**SHORT PROBLEM:**
Copy the material below line for line, keeping every character the same, and leave out the pictures.

**GIVEN ENTRIES:**
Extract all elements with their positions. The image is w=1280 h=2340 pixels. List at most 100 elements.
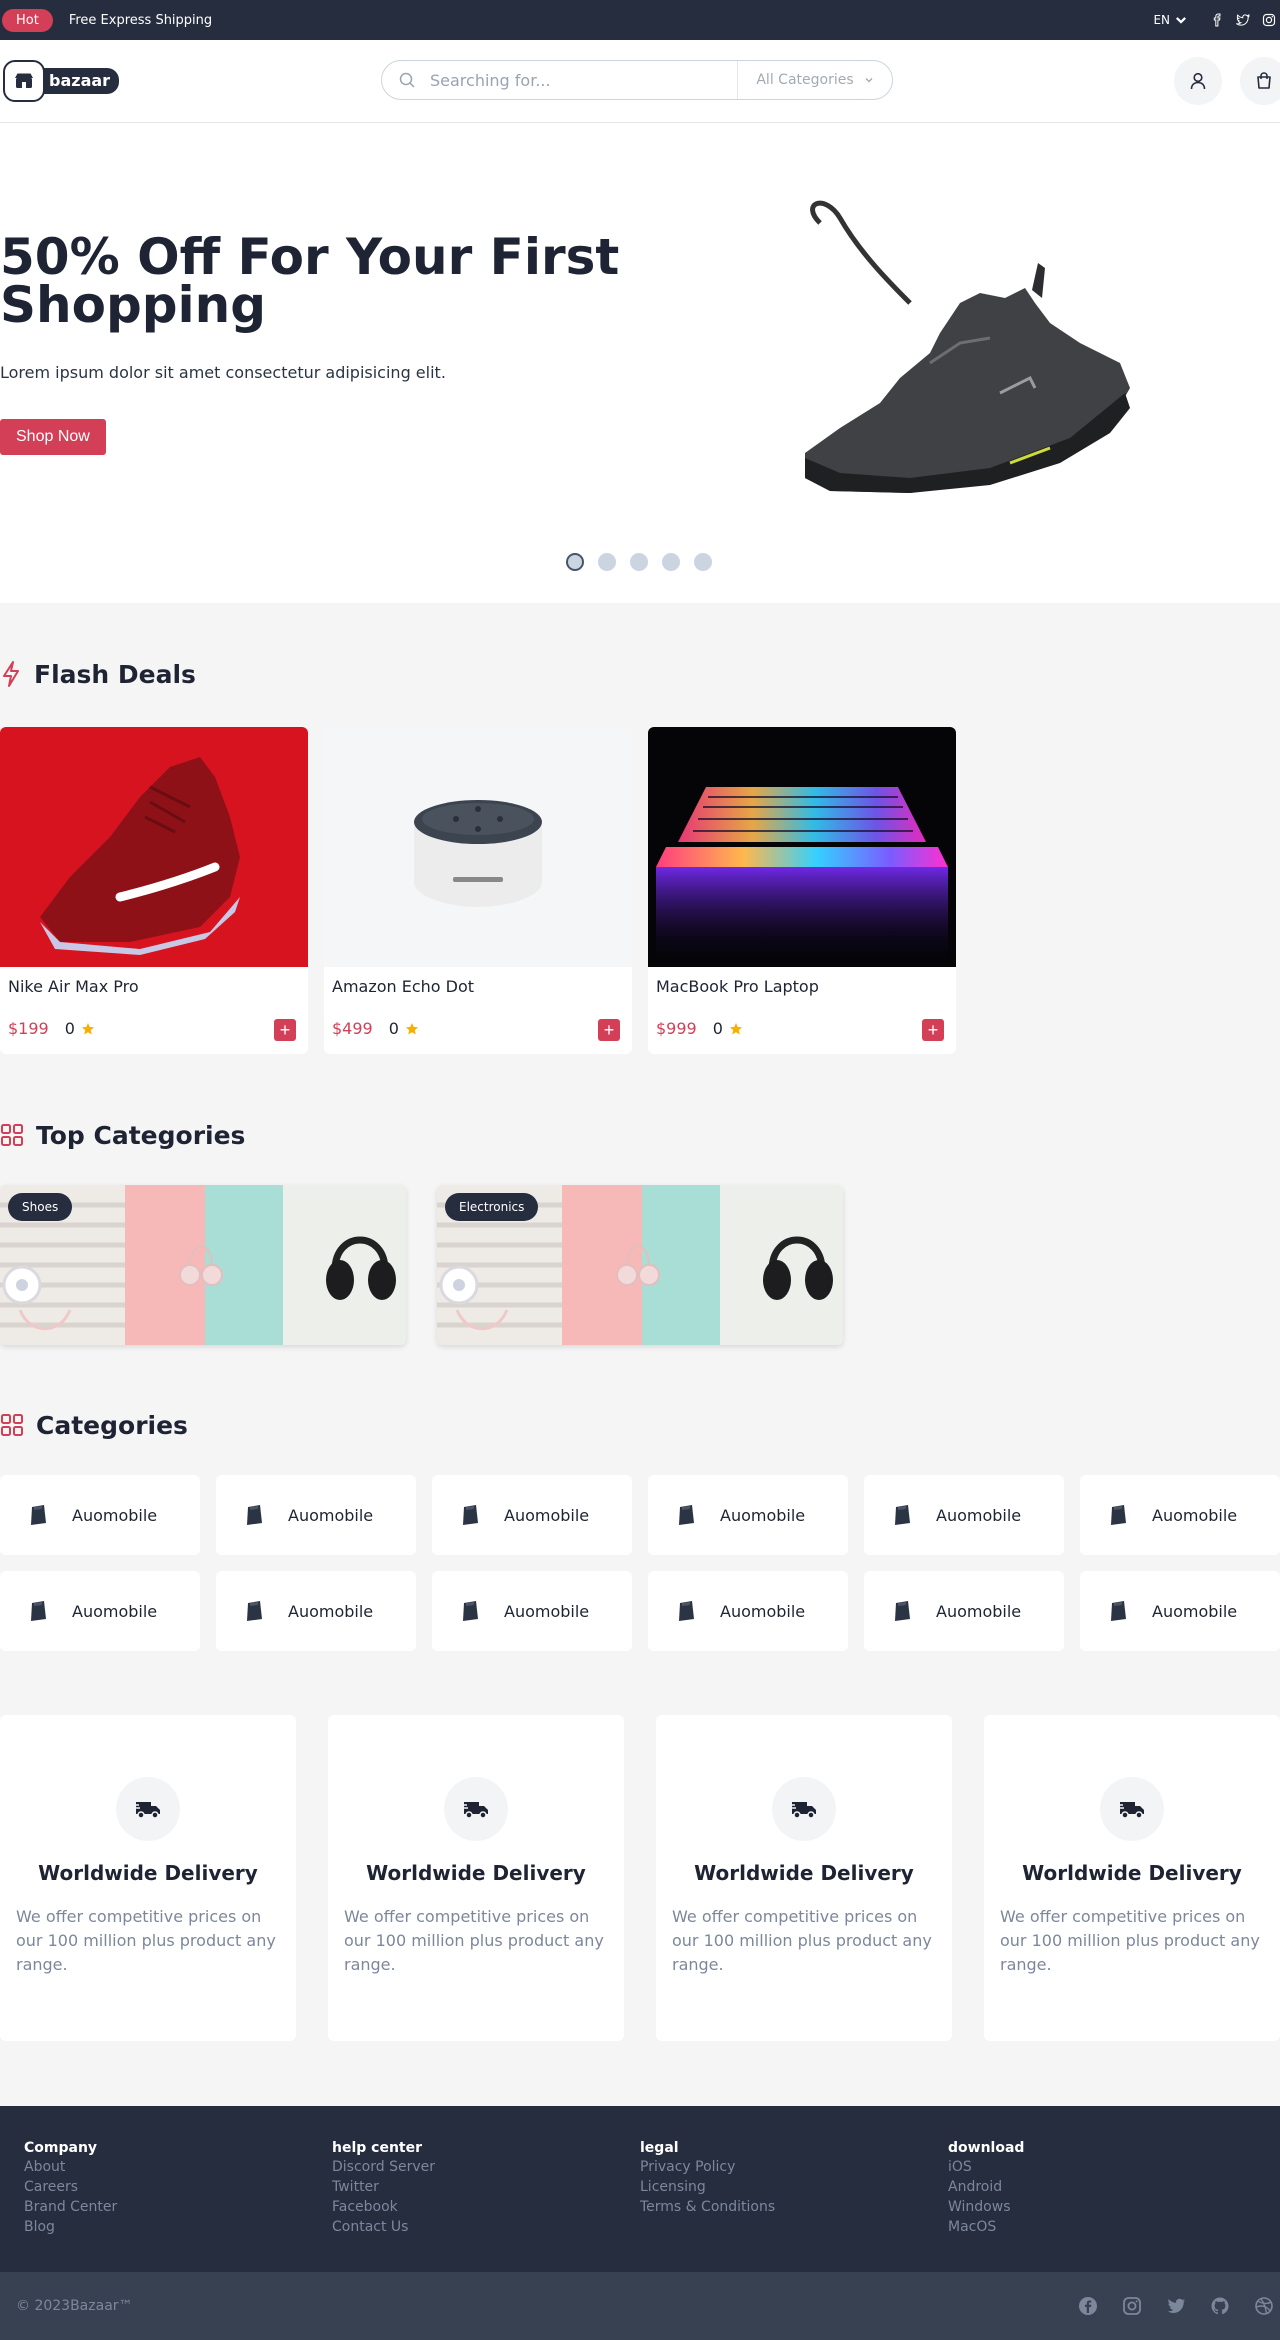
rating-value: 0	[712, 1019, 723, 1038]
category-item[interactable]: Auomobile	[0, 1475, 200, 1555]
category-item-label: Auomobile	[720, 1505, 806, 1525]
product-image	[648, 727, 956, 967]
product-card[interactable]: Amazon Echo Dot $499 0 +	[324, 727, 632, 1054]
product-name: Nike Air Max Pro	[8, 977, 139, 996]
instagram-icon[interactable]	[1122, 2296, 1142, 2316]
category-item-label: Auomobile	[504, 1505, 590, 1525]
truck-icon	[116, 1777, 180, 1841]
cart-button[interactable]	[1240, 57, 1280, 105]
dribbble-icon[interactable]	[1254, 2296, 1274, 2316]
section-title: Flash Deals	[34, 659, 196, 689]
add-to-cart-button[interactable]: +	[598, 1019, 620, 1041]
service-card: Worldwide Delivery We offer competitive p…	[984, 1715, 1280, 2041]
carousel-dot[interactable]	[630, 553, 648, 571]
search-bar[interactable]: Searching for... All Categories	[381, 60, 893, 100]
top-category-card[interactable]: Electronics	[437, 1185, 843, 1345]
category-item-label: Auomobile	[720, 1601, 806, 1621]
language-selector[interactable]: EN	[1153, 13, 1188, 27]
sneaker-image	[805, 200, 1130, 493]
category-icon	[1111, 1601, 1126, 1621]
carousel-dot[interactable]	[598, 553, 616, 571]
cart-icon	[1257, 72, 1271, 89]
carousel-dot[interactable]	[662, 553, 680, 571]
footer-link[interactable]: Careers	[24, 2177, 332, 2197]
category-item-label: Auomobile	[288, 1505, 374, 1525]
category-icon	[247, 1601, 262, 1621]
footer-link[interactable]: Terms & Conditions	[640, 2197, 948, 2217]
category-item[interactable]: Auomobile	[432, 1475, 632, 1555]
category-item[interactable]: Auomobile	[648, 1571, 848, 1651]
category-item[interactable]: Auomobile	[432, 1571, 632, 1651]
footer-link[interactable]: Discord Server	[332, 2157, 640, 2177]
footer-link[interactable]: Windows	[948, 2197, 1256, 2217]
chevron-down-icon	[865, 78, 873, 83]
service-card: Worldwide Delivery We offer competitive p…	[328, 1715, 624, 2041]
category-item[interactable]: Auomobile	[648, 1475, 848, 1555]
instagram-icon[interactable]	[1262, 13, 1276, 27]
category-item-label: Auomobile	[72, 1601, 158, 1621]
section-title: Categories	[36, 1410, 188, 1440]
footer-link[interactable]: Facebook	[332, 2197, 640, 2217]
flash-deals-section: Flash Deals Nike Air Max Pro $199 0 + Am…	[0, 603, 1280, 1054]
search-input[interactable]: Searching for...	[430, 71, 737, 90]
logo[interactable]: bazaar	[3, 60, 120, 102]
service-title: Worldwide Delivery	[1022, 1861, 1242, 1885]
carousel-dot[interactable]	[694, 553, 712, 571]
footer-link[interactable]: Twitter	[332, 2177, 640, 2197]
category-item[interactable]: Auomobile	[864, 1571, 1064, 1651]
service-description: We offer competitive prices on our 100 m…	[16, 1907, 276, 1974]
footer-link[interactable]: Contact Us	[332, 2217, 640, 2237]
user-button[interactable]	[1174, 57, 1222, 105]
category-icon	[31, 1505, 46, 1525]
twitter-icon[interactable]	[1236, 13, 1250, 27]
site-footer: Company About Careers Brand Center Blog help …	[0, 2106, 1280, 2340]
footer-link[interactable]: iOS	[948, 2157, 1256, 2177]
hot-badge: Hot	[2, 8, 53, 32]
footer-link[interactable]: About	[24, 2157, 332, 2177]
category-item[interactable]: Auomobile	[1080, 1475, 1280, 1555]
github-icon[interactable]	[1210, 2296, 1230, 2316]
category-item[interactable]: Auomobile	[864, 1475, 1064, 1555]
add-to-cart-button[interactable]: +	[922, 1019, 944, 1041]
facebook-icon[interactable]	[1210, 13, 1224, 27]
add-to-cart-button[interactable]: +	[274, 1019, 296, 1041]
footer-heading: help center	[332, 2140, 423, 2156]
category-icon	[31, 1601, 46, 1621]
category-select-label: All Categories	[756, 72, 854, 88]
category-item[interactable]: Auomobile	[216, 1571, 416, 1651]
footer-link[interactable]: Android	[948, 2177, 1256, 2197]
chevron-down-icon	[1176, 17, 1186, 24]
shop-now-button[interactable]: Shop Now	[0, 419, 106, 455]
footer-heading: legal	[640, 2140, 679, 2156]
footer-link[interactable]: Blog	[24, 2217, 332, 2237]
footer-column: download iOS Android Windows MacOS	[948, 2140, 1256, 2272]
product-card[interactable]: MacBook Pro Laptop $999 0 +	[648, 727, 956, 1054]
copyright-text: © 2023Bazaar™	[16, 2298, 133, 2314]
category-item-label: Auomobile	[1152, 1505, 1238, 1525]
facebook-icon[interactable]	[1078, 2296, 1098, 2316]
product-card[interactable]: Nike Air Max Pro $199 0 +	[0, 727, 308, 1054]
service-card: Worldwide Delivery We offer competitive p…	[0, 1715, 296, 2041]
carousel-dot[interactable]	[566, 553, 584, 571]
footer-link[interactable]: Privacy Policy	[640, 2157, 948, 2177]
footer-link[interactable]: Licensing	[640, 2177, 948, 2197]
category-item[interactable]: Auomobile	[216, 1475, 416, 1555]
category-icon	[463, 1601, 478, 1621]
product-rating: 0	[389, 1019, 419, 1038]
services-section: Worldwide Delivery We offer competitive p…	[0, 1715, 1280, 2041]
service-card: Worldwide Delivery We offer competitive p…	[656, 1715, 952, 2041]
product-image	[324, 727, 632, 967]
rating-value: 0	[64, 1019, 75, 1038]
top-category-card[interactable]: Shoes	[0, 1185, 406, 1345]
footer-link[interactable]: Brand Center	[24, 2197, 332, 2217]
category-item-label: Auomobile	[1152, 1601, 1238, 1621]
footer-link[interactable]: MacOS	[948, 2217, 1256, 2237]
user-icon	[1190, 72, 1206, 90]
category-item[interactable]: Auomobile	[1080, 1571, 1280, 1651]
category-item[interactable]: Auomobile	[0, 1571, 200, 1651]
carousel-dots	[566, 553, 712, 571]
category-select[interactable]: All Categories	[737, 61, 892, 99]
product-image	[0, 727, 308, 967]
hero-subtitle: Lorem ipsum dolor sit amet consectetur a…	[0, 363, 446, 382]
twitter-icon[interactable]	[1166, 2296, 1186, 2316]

**WORKED ANSWER:**
Extract all elements with their positions. The image is w=1280 h=2340 pixels. List at most 100 elements.
rating-value: 0	[712, 1019, 723, 1038]
category-item[interactable]: Auomobile	[0, 1475, 200, 1555]
category-item-label: Auomobile	[720, 1505, 806, 1525]
product-image	[648, 727, 956, 967]
product-card[interactable]: Amazon Echo Dot $499 0 +	[324, 727, 632, 1054]
product-name: Nike Air Max Pro	[8, 977, 139, 996]
instagram-icon[interactable]	[1122, 2296, 1142, 2316]
category-item-label: Auomobile	[504, 1505, 590, 1525]
truck-icon	[116, 1777, 180, 1841]
cart-button[interactable]	[1240, 57, 1280, 105]
dribbble-icon[interactable]	[1254, 2296, 1274, 2316]
section-title: Flash Deals	[34, 659, 196, 689]
add-to-cart-button[interactable]: +	[598, 1019, 620, 1041]
service-card: Worldwide Delivery We offer competitive p…	[984, 1715, 1280, 2041]
carousel-dot[interactable]	[630, 553, 648, 571]
search-bar[interactable]: Searching for... All Categories	[381, 60, 893, 100]
top-category-card[interactable]: Electronics	[437, 1185, 843, 1345]
category-item-label: Auomobile	[720, 1601, 806, 1621]
language-selector[interactable]: EN	[1153, 13, 1188, 27]
sneaker-image	[805, 200, 1130, 493]
category-icon	[1111, 1601, 1126, 1621]
carousel-dot[interactable]	[598, 553, 616, 571]
cart-icon	[1257, 72, 1271, 89]
carousel-dot[interactable]	[662, 553, 680, 571]
footer-link[interactable]: Careers	[24, 2177, 332, 2197]
category-item-label: Auomobile	[288, 1505, 374, 1525]
category-icon	[247, 1601, 262, 1621]
footer-link[interactable]: Terms & Conditions	[640, 2197, 948, 2217]
category-item[interactable]: Auomobile	[432, 1475, 632, 1555]
category-item[interactable]: Auomobile	[648, 1571, 848, 1651]
category-item[interactable]: Auomobile	[432, 1571, 632, 1651]
footer-link[interactable]: Discord Server	[332, 2157, 640, 2177]
footer-link[interactable]: Windows	[948, 2197, 1256, 2217]
chevron-down-icon	[865, 78, 873, 83]
service-card: Worldwide Delivery We offer competitive p…	[328, 1715, 624, 2041]
category-item[interactable]: Auomobile	[648, 1475, 848, 1555]
instagram-icon[interactable]	[1262, 13, 1276, 27]
category-item-label: Auomobile	[72, 1601, 158, 1621]
section-title: Categories	[36, 1410, 188, 1440]
footer-link[interactable]: Facebook	[332, 2197, 640, 2217]
flash-deals-section: Flash Deals Nike Air Max Pro $199 0 + Am…	[0, 603, 1280, 1054]
search-input[interactable]: Searching for...	[430, 71, 737, 90]
logo[interactable]: bazaar	[3, 60, 120, 102]
service-title: Worldwide Delivery	[1022, 1861, 1242, 1885]
carousel-dot[interactable]	[694, 553, 712, 571]
footer-link[interactable]: Twitter	[332, 2177, 640, 2197]
category-item[interactable]: Auomobile	[864, 1571, 1064, 1651]
service-description: We offer competitive prices on our 100 m…	[16, 1907, 276, 1974]
footer-link[interactable]: Contact Us	[332, 2217, 640, 2237]
user-button[interactable]	[1174, 57, 1222, 105]
category-icon	[31, 1505, 46, 1525]
twitter-icon[interactable]	[1236, 13, 1250, 27]
site-footer: Company About Careers Brand Center Blog help …	[0, 2106, 1280, 2340]
footer-link[interactable]: iOS	[948, 2157, 1256, 2177]
hot-badge: Hot	[2, 8, 53, 32]
footer-link[interactable]: About	[24, 2157, 332, 2177]
category-item[interactable]: Auomobile	[1080, 1475, 1280, 1555]
github-icon[interactable]	[1210, 2296, 1230, 2316]
category-item[interactable]: Auomobile	[864, 1475, 1064, 1555]
add-to-cart-button[interactable]: +	[922, 1019, 944, 1041]
facebook-icon[interactable]	[1210, 13, 1224, 27]
add-to-cart-button[interactable]: +	[274, 1019, 296, 1041]
footer-heading: help center	[332, 2140, 423, 2156]
category-icon	[31, 1601, 46, 1621]
category-select-label: All Categories	[756, 72, 854, 88]
category-item[interactable]: Auomobile	[216, 1571, 416, 1651]
footer-link[interactable]: Android	[948, 2177, 1256, 2197]
chevron-down-icon	[1176, 17, 1186, 24]
shop-now-button[interactable]: Shop Now	[0, 419, 106, 455]
footer-heading: legal	[640, 2140, 679, 2156]
footer-link[interactable]: Blog	[24, 2217, 332, 2237]
footer-column: download iOS Android Windows MacOS	[948, 2140, 1256, 2272]
product-card[interactable]: MacBook Pro Laptop $999 0 +	[648, 727, 956, 1054]
copyright-text: © 2023Bazaar™	[16, 2298, 133, 2314]
category-item-label: Auomobile	[1152, 1505, 1238, 1525]
facebook-icon[interactable]	[1078, 2296, 1098, 2316]
product-card[interactable]: Nike Air Max Pro $199 0 +	[0, 727, 308, 1054]
service-card: Worldwide Delivery We offer competitive p…	[0, 1715, 296, 2041]
carousel-dot[interactable]	[566, 553, 584, 571]
footer-link[interactable]: Privacy Policy	[640, 2157, 948, 2177]
footer-link[interactable]: Licensing	[640, 2177, 948, 2197]
category-item[interactable]: Auomobile	[216, 1475, 416, 1555]
category-icon	[463, 1601, 478, 1621]
product-rating: 0	[389, 1019, 419, 1038]
services-section: Worldwide Delivery We offer competitive p…	[0, 1715, 1280, 2041]
service-card: Worldwide Delivery We offer competitive p…	[656, 1715, 952, 2041]
product-image	[324, 727, 632, 967]
rating-value: 0	[64, 1019, 75, 1038]
top-category-card[interactable]: Shoes	[0, 1185, 406, 1345]
footer-link[interactable]: Brand Center	[24, 2197, 332, 2217]
category-item-label: Auomobile	[1152, 1601, 1238, 1621]
footer-link[interactable]: MacOS	[948, 2217, 1256, 2237]
user-icon	[1190, 72, 1206, 90]
category-item[interactable]: Auomobile	[1080, 1571, 1280, 1651]
category-item[interactable]: Auomobile	[0, 1571, 200, 1651]
carousel-dots	[566, 553, 712, 571]
category-select[interactable]: All Categories	[737, 61, 892, 99]
product-image	[0, 727, 308, 967]
hero-subtitle: Lorem ipsum dolor sit amet consectetur a…	[0, 363, 446, 382]
twitter-icon[interactable]	[1166, 2296, 1186, 2316]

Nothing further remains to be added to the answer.